### [Verilen metin]
-*-

Yerel seçimler nasıl kazanılır?
Ahmet Özer: Halka gerçekten hizmet etmeye, fark yaratmak isteyenlere değer verilmeli. Siyasetten medet uman, başka amaçlar için gelenlere değil. Yani sonuçta halka ve partiye zarar verecek olan kişilere yer ve değer verilmemelidir. Bunu yapabilirse ne ala? Yapamazsa geçmiş ola..
Bir önceki yazıyı yerel seçimlerle bitirmiştim. Lafı dolandırmaya gerek yok. Bu yerel seçimler bir sonraki seçim için de belirleyici olacak. Yerel seçim tek adam rejiminin uzun süre devam edip etmeyeceği konusunda umut ya da umutsuzluğun işaret fişeği olacak. Yani eğer başta CHP olmak üzere muhalefet bu seçimden galip olarak çıkarsa bundan sonrası için halkta gelecek için (demokratik özgürlükçü bir anayasa konusunda) bir umut belirir. Eğer mağlup olursa geçmiş olsun.

-*-

### [Kayıtlar]
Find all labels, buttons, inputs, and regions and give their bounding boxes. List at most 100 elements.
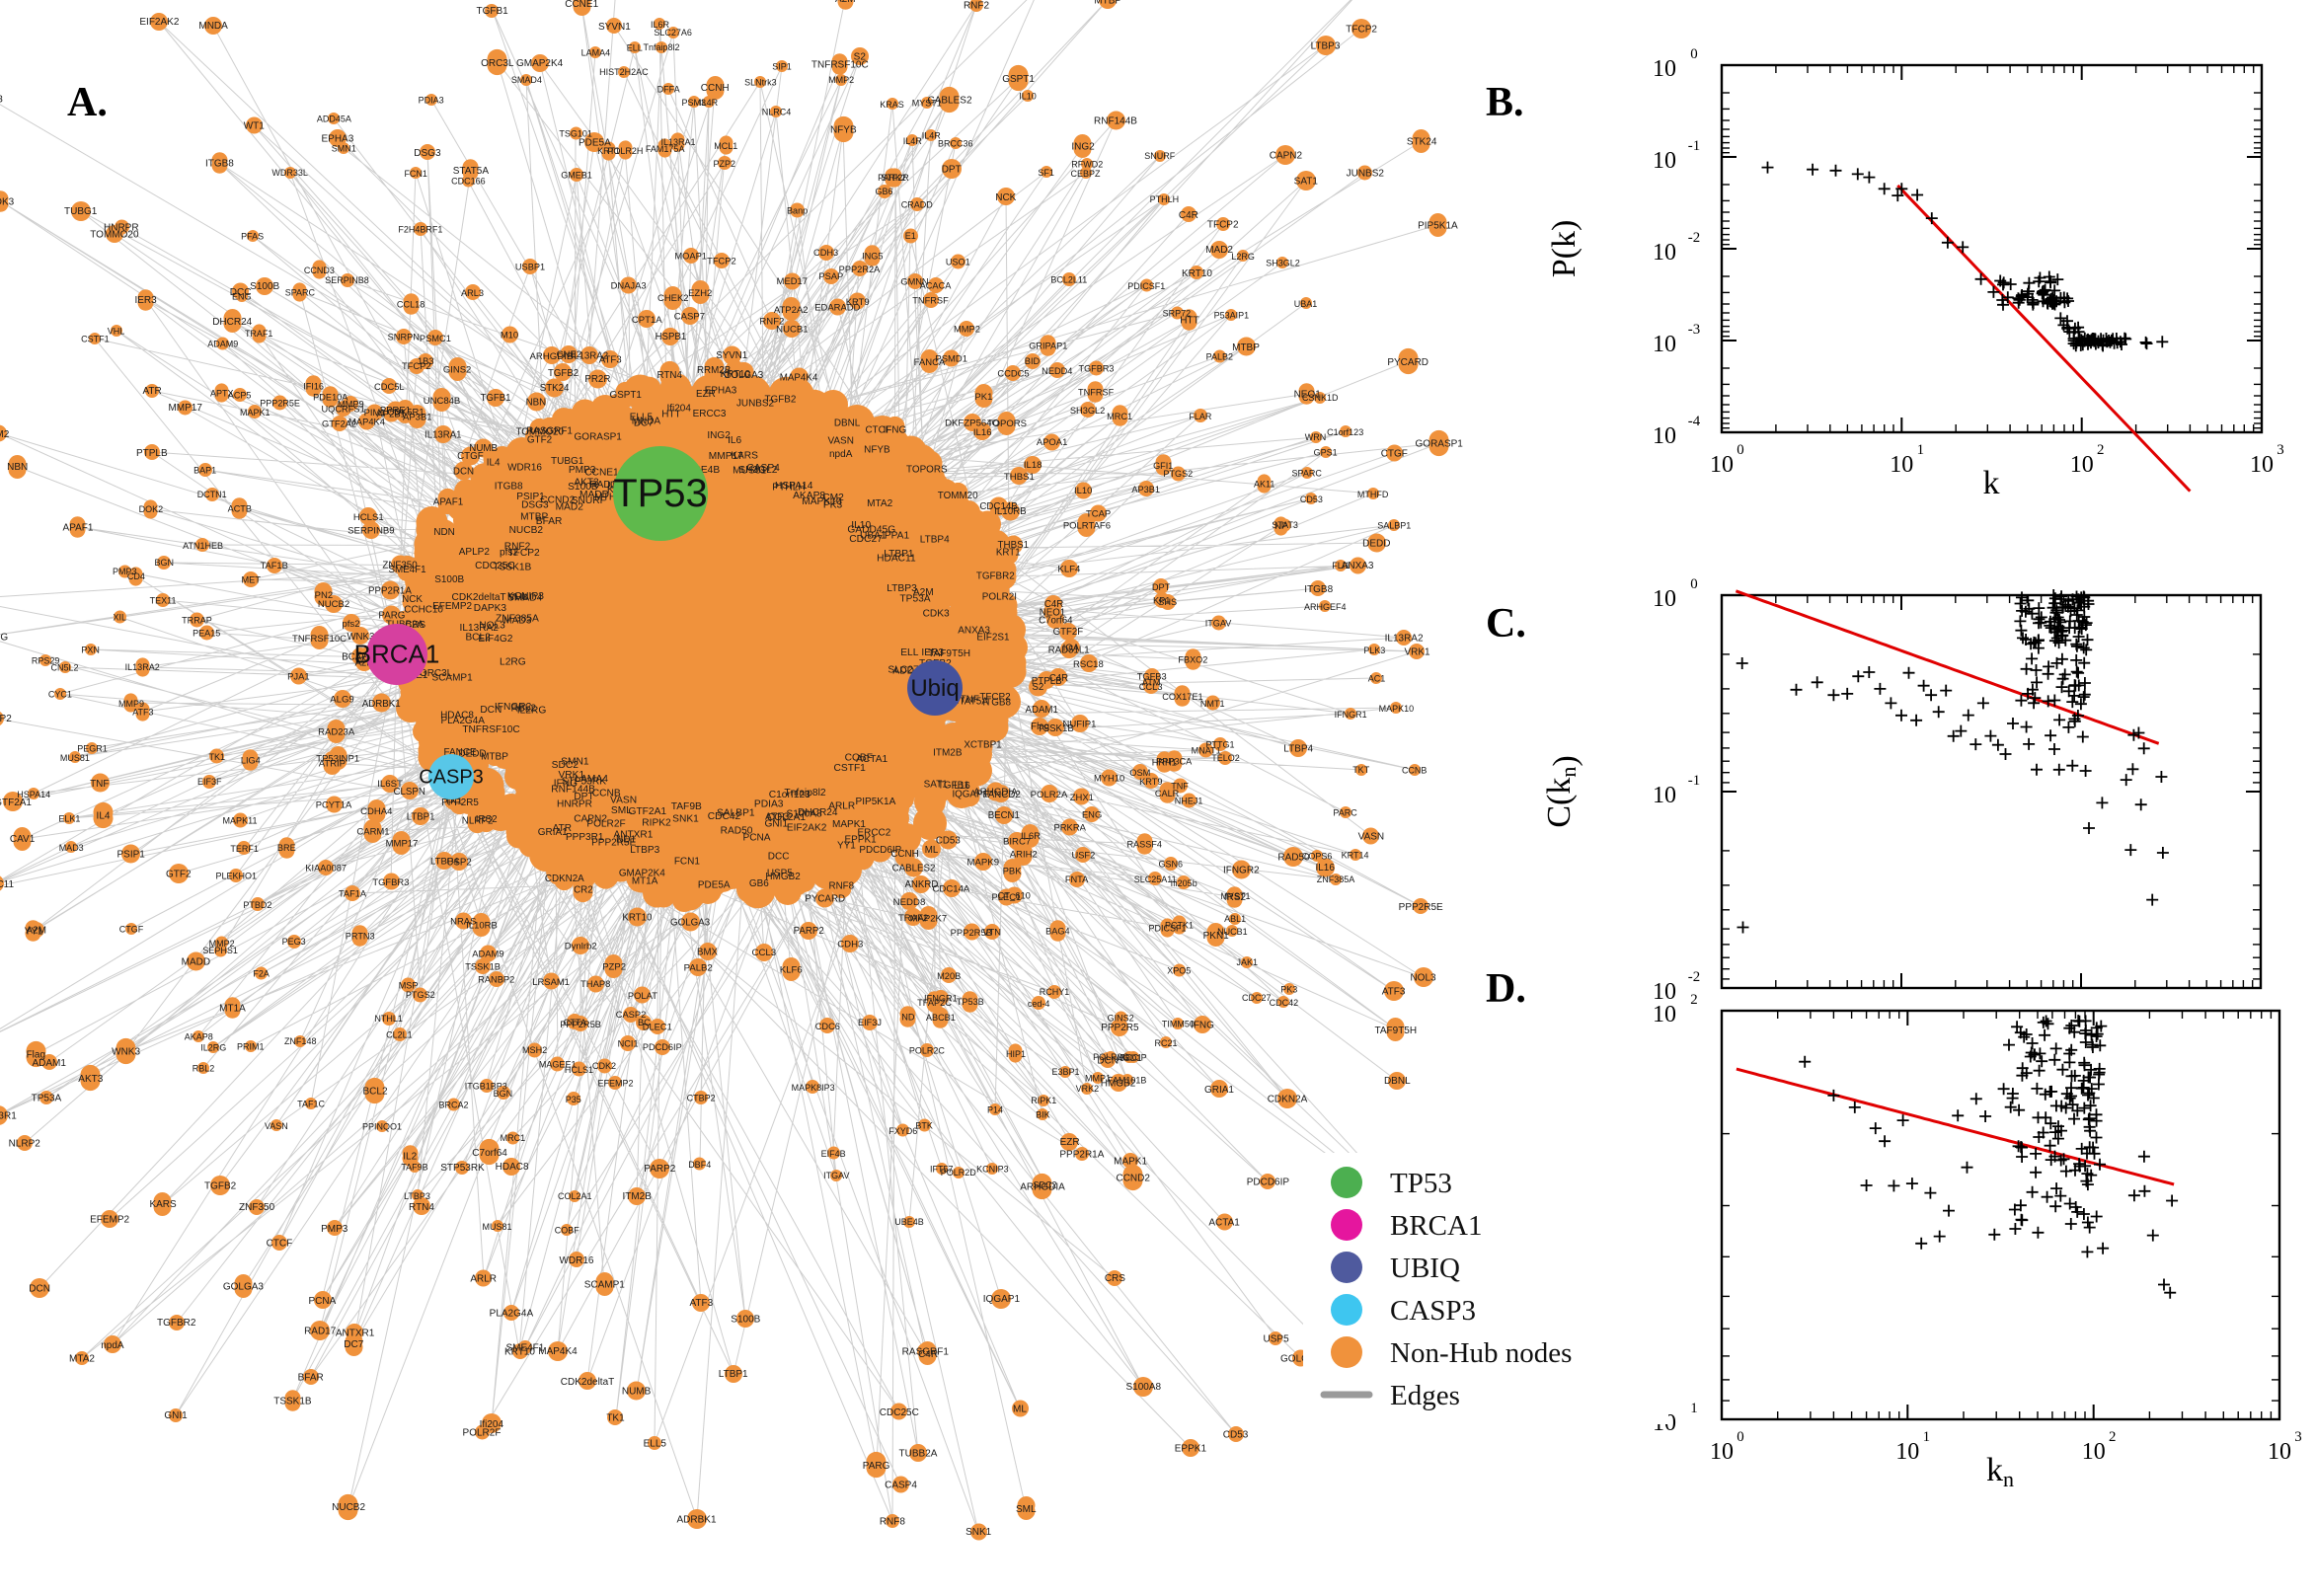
svg-text:COL2A1: COL2A1 [558,1191,592,1201]
svg-text:NEO1: NEO1 [1294,389,1322,400]
svg-text:-2: -2 [1688,969,1700,985]
svg-text:CDHA4: CDHA4 [360,806,393,817]
svg-text:STK24: STK24 [540,383,570,394]
svg-text:APLP2: APLP2 [0,714,12,724]
svg-text:DC7: DC7 [344,1339,363,1350]
svg-text:DBF4: DBF4 [688,1160,711,1170]
svg-text:SLNtrk3: SLNtrk3 [744,77,777,87]
svg-text:ANXA3: ANXA3 [1342,561,1374,571]
svg-text:P35: P35 [566,1095,581,1104]
svg-text:PTTG1: PTTG1 [1205,740,1234,750]
svg-text:CASP4: CASP4 [885,1480,917,1490]
svg-text:PXN: PXN [81,645,100,654]
svg-text:ADD45A: ADD45A [317,114,351,124]
svg-text:PN2: PN2 [315,590,334,601]
svg-text:KCNIP3: KCNIP3 [976,1164,1009,1174]
svg-text:0: 0 [1690,46,1697,62]
svg-text:10: 10 [1710,1439,1734,1465]
svg-text:AKT3: AKT3 [574,478,599,489]
svg-text:AP3B1: AP3B1 [1131,485,1160,494]
svg-text:BMX: BMX [697,948,718,958]
svg-text:DFFA: DFFA [657,85,680,95]
svg-text:THAP8: THAP8 [580,979,610,990]
svg-text:GADD45G: GADD45G [0,633,8,644]
svg-text:SNK1: SNK1 [672,813,699,824]
svg-text:BECN1: BECN1 [988,810,1020,821]
svg-text:HSPB1: HSPB1 [656,332,687,342]
svg-text:MUS81: MUS81 [60,753,90,763]
svg-text:HTT: HTT [1180,316,1198,327]
svg-text:RASSF4: RASSF4 [1126,839,1162,849]
svg-text:CDH3: CDH3 [813,248,838,258]
svg-text:TUBG1: TUBG1 [64,206,98,217]
svg-text:TGFB2: TGFB2 [204,1181,237,1192]
svg-text:GORASP1: GORASP1 [1416,439,1464,450]
svg-text:PPP2R5E: PPP2R5E [1399,902,1443,913]
svg-text:IL4R: IL4R [903,136,923,146]
svg-text:IL13RA2: IL13RA2 [125,662,160,672]
svg-text:RRM2B: RRM2B [697,365,732,376]
svg-text:NEDD4: NEDD4 [1042,366,1072,376]
svg-text:-4: -4 [1688,414,1701,429]
svg-text:0: 0 [1737,442,1743,458]
svg-text:APTX: APTX [210,388,234,398]
svg-text:CDH3: CDH3 [837,939,863,950]
svg-text:PDE5A: PDE5A [698,879,731,890]
svg-text:CARM1: CARM1 [356,826,389,837]
svg-text:POLR2C: POLR2C [909,1046,946,1056]
svg-text:Dynlrb2: Dynlrb2 [565,942,597,952]
svg-text:D.: D. [1486,966,1526,1012]
svg-text:ND: ND [901,1012,915,1022]
svg-text:PEA15: PEA15 [193,629,220,639]
svg-text:TSSK1B: TSSK1B [273,1396,312,1406]
svg-text:ACTA1: ACTA1 [1208,1218,1240,1229]
svg-text:LTBP4: LTBP4 [920,535,950,546]
svg-text:RNF144B: RNF144B [1094,116,1137,127]
svg-text:Flag: Flag [27,1049,45,1060]
svg-text:ITGAV: ITGAV [1205,618,1233,628]
svg-text:F2H4BRF1: F2H4BRF1 [398,225,442,235]
svg-text:ABCB1: ABCB1 [926,1013,956,1023]
svg-text:PIP5K1A: PIP5K1A [856,797,896,807]
svg-text:TAF9T5H: TAF9T5H [1374,1026,1417,1036]
svg-text:TGFB2: TGFB2 [764,394,796,405]
svg-text:CD53: CD53 [1223,1429,1249,1440]
svg-text:MAPK11: MAPK11 [222,815,257,825]
svg-text:ZNF148: ZNF148 [284,1036,317,1046]
svg-text:COX17E1: COX17E1 [1162,692,1202,702]
svg-text:EIF2S1: EIF2S1 [976,633,1010,644]
svg-text:VASN: VASN [265,1121,288,1131]
svg-text:TNFRSF: TNFRSF [912,296,949,306]
svg-text:ADRBK1: ADRBK1 [362,699,401,710]
svg-text:RTN4: RTN4 [656,370,682,381]
svg-text:PRKRA: PRKRA [1053,822,1086,833]
svg-text:CD53: CD53 [1300,494,1323,504]
svg-text:DPT: DPT [942,164,962,175]
svg-text:BID: BID [1025,356,1041,366]
svg-text:Tnfaip8l2: Tnfaip8l2 [784,788,825,798]
svg-text:MTA2: MTA2 [867,498,893,509]
svg-text:COBF: COBF [555,1226,580,1236]
svg-text:CAPN2: CAPN2 [1270,151,1303,162]
svg-text:DCTN1: DCTN1 [197,490,227,499]
svg-text:VRK1: VRK1 [1404,646,1430,657]
svg-text:10: 10 [2070,452,2094,478]
svg-text:NUCB2: NUCB2 [332,1502,365,1513]
svg-text:PYCARD: PYCARD [805,893,845,904]
svg-text:ITGAV: ITGAV [823,1171,849,1180]
svg-text:ORC3L: ORC3L [481,58,514,69]
svg-text:IOA: IOA [1063,643,1080,653]
svg-text:LTBP1: LTBP1 [407,812,435,823]
svg-text:APLP2: APLP2 [459,547,491,558]
svg-text:10: 10 [1653,423,1676,449]
svg-text:JUNBS2: JUNBS2 [1347,168,1385,179]
svg-text:APOA1: APOA1 [1037,437,1067,448]
svg-text:CAV1: CAV1 [10,834,36,845]
svg-text:MNDA: MNDA [198,21,228,32]
svg-text:NBN: NBN [7,462,28,473]
svg-text:DHCR24: DHCR24 [212,317,252,328]
svg-text:k: k [1983,465,2000,501]
svg-text:BRCC36: BRCC36 [938,139,973,149]
svg-text:ACTA1: ACTA1 [856,754,888,765]
svg-text:IL4: IL4 [487,458,501,469]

-*-

### [Yapılacak iş]
Verilen metne göre, başta CHP olmak üzere muhalefet yerel seçimden galip çıkarsa halkta ne belirir?

### [Beklenen cevap]
Halkta gelecek için, demokratik özgürlükçü bir anayasa konusunda bir umut belirir.